**Work to do:** What follows are records. Restate all of them word for word.

**Source data:**
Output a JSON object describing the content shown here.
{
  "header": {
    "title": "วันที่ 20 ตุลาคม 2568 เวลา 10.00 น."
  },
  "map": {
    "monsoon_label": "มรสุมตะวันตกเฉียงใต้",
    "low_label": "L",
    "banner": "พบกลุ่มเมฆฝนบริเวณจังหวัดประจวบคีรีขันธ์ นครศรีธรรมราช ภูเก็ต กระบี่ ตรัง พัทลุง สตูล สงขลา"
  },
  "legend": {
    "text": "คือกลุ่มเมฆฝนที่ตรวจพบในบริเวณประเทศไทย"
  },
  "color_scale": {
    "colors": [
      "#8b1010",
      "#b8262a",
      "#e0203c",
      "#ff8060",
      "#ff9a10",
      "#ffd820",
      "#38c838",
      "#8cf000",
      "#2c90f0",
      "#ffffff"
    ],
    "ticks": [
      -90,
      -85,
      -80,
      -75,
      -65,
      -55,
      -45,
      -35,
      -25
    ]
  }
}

**Result of this task:**
Output a JSON object describing the content shown here.
{
  "header": {
    "title": "วันที่ 20 ตุลาคม 2568 เวลา 10.00 น."
  },
  "map": {
    "monsoon_label": "มรสุมตะวันตกเฉียงใต้",
    "low_label": "L",
    "banner": "พบกลุ่มเมฆฝนบริเวณจังหวัดประจวบคีรีขันธ์ นครศรีธรรมราช ภูเก็ต กระบี่ ตรัง พัทลุง สตูล สงขลา"
  },
  "legend": {
    "text": "คือกลุ่มเมฆฝนที่ตรวจพบในบริเวณประเทศไทย"
  },
  "color_scale": {
    "colors": [
      "#8b1010",
      "#b8262a",
      "#e0203c",
      "#ff8060",
      "#ff9a10",
      "#ffd820",
      "#38c838",
      "#8cf000",
      "#2c90f0",
      "#ffffff"
    ],
    "ticks": [
      -90,
      -85,
      -80,
      -75,
      -65,
      -55,
      -45,
      -35,
      -25
    ]
  }
}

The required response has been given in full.